§ ACTIVITY LIST:
**1)** Copy the AI in materials science summary word for word, everything from "Purpose of the" down to "screening, computational design).".
**2)** Extend the AI in materials science summary, picking up after its last line.

------ PASSAGE SHOWN

Purpose of the Study:

  • To review the transformative impact of AI, ML, and DL on materials science, covering discovery, development, and optimization.
  • To introduce fundamental AI/ML concepts and advanced DL models relevant to materials informatics.
  • To discuss challenges and future directions in AI-driven materials science.

Main Methods:

  • Review of AI/ML/DL applications in materials discovery (structure generation, property prediction, high-throughput screening, computational design).
  • Exploration of AI in materials development (characterization, autonomous experimentation) and optimization (design, processes).
  • Introduction to supervised, unsupervised, semi-supervised, and reinforcement learning, as well as RNNs, CNNs, GNNs, generative models, and Transformers.

Main Results:

  • AI methods have revolutionized materials discovery and development, enhancing design and processes.

------------
------ DATA SUPPLIED

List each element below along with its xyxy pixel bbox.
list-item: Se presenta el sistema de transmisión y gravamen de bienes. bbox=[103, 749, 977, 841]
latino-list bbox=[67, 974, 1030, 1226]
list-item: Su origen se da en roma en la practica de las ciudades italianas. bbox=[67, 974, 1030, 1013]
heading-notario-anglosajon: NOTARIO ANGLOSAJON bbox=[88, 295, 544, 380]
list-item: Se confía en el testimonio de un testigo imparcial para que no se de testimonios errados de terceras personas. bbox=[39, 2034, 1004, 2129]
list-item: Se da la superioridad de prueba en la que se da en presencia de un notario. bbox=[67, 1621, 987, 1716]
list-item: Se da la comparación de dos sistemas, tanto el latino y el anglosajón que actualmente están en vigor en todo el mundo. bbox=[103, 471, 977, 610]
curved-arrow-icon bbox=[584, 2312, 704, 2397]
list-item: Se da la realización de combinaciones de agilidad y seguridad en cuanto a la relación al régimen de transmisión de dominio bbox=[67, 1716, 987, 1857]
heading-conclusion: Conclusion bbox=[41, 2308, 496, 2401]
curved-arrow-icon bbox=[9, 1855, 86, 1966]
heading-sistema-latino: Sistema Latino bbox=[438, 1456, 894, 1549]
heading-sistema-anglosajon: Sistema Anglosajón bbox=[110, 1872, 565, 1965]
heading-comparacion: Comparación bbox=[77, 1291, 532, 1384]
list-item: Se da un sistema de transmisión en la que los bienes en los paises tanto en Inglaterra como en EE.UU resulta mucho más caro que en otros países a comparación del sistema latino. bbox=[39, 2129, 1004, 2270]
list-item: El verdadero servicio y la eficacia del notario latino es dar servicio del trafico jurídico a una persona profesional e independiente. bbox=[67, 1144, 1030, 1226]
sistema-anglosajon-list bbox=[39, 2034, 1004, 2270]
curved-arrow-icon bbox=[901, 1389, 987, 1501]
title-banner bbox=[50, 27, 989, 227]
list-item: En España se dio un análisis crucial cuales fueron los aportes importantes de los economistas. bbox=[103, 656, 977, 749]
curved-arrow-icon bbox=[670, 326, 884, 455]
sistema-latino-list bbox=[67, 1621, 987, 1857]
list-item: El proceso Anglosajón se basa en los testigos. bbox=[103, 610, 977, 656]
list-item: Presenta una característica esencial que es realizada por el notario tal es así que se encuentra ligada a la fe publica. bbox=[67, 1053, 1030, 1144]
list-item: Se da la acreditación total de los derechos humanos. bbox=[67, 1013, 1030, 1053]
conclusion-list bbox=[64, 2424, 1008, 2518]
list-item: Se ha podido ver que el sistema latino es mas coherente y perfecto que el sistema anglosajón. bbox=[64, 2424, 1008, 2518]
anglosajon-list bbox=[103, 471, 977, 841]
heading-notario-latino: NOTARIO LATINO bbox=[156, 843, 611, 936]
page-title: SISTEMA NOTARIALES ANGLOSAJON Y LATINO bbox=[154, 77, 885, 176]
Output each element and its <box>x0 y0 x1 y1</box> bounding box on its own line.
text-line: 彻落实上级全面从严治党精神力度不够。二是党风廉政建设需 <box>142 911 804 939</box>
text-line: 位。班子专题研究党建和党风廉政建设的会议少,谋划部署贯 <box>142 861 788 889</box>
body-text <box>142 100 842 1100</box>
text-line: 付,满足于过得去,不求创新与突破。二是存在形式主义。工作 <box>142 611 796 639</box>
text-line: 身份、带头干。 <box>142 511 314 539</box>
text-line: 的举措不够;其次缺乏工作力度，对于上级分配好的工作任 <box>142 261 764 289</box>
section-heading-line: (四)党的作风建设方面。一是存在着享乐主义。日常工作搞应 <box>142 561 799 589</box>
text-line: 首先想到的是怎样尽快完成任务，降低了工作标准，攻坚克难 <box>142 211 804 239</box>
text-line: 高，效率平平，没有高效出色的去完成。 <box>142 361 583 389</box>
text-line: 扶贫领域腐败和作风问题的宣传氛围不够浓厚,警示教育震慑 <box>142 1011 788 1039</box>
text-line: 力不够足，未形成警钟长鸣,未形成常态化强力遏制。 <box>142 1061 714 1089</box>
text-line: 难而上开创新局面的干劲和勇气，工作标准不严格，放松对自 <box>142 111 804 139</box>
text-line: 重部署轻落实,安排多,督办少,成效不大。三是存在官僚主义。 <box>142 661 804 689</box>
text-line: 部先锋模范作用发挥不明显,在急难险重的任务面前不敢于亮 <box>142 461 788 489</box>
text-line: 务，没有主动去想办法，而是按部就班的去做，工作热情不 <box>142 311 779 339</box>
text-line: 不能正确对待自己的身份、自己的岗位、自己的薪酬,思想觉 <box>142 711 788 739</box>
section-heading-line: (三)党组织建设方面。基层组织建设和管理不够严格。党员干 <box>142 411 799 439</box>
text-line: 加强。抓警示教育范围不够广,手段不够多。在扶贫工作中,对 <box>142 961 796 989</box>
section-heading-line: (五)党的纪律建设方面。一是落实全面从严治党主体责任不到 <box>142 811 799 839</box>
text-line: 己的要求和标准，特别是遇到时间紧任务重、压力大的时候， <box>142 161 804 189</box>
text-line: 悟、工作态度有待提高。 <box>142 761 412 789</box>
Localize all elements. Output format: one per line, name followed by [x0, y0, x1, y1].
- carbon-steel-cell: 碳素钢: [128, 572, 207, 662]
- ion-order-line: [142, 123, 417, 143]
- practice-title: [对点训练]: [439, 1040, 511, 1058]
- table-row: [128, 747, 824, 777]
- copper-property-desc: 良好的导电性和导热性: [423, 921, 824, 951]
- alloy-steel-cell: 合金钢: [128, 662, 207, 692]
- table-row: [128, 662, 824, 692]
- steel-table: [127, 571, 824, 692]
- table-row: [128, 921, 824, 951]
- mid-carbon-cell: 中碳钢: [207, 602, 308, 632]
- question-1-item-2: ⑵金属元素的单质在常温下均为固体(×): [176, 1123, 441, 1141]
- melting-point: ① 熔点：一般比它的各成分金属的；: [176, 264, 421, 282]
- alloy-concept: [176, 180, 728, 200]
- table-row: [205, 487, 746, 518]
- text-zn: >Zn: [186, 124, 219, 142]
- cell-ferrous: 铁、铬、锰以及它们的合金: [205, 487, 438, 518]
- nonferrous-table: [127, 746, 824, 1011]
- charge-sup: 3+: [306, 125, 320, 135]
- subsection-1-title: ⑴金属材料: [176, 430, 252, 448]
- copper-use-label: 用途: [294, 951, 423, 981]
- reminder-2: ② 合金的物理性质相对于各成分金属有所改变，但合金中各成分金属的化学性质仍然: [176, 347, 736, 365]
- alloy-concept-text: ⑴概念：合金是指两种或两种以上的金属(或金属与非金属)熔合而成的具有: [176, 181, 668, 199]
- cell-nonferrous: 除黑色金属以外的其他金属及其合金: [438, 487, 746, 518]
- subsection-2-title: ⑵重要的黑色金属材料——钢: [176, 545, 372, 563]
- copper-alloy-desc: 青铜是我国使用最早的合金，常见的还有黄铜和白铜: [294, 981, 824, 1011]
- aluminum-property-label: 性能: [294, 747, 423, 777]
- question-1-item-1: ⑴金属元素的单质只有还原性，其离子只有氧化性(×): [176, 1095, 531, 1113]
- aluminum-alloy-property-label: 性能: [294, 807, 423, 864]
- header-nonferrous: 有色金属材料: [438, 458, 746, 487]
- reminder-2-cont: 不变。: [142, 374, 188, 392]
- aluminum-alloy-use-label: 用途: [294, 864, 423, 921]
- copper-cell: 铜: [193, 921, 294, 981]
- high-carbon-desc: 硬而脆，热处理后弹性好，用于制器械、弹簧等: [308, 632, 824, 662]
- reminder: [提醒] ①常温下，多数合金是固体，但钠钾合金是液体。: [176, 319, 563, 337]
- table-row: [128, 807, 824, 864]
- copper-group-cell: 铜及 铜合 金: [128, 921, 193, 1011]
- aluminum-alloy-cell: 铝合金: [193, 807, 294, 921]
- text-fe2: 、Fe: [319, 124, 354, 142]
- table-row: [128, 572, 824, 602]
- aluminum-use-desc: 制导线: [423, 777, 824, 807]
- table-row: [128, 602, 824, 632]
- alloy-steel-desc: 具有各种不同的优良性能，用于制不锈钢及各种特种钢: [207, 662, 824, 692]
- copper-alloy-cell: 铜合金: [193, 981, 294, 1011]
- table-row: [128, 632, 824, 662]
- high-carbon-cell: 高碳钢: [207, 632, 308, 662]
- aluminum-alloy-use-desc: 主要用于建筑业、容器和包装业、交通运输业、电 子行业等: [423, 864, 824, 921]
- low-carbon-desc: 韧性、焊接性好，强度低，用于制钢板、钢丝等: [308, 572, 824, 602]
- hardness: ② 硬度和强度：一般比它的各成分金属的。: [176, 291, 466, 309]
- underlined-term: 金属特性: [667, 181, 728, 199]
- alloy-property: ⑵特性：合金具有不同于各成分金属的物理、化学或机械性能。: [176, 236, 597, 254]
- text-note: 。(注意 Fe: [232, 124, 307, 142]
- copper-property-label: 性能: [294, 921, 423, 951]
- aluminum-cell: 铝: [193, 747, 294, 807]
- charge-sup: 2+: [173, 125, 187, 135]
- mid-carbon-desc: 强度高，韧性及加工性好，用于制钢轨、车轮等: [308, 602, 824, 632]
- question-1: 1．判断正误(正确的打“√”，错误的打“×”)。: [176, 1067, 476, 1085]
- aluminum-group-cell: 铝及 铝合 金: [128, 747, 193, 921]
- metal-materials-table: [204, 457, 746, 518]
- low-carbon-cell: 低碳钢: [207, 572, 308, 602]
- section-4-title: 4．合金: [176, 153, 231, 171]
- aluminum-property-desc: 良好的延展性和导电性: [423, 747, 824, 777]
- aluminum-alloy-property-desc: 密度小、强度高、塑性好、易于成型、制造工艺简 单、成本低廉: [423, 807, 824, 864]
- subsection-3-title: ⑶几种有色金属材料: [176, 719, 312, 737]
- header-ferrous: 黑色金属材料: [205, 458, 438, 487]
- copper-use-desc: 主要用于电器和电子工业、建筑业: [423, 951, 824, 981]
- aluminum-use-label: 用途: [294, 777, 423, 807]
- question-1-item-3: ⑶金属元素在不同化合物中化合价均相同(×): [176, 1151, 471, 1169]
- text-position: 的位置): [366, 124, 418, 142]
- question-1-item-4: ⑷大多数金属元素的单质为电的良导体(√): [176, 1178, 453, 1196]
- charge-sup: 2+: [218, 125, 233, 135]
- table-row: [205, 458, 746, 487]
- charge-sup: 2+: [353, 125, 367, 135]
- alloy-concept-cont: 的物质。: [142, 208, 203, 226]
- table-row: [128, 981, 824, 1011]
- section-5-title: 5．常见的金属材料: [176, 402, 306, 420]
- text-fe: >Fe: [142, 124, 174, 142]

------------

§ ANSWERS BY ITEM:
**1)**
Purpose of the Study:

  • To review the transformative impact of AI, ML, and DL on materials science, covering discovery, development, and optimization.
  • To introduce fundamental AI/ML concepts and advanced DL models relevant to materials informatics.
  • To discuss challenges and future directions in AI-driven materials science.

Main Methods:

  • Review of AI/ML/DL applications in materials discovery (structure generation, property prediction, high-throughput screening, computational design).

**2)**
  • Materials informatics topics like structure-property relationships, descriptors, QSPR, and data management strategies are covered.
  • Current challenges include data quality, model interpretability, and data-sharing standardization.

Conclusions:

  • Future work will focus on improving AI robustness, integrating causal reasoning and physics-informed AI, and using multimodal models.
  • The integration of quantum computing with AI promises faster, more accurate results.
  • Ethical frameworks are crucial for responsible human-AI collaboration, addressing bias, transparency, and accountability.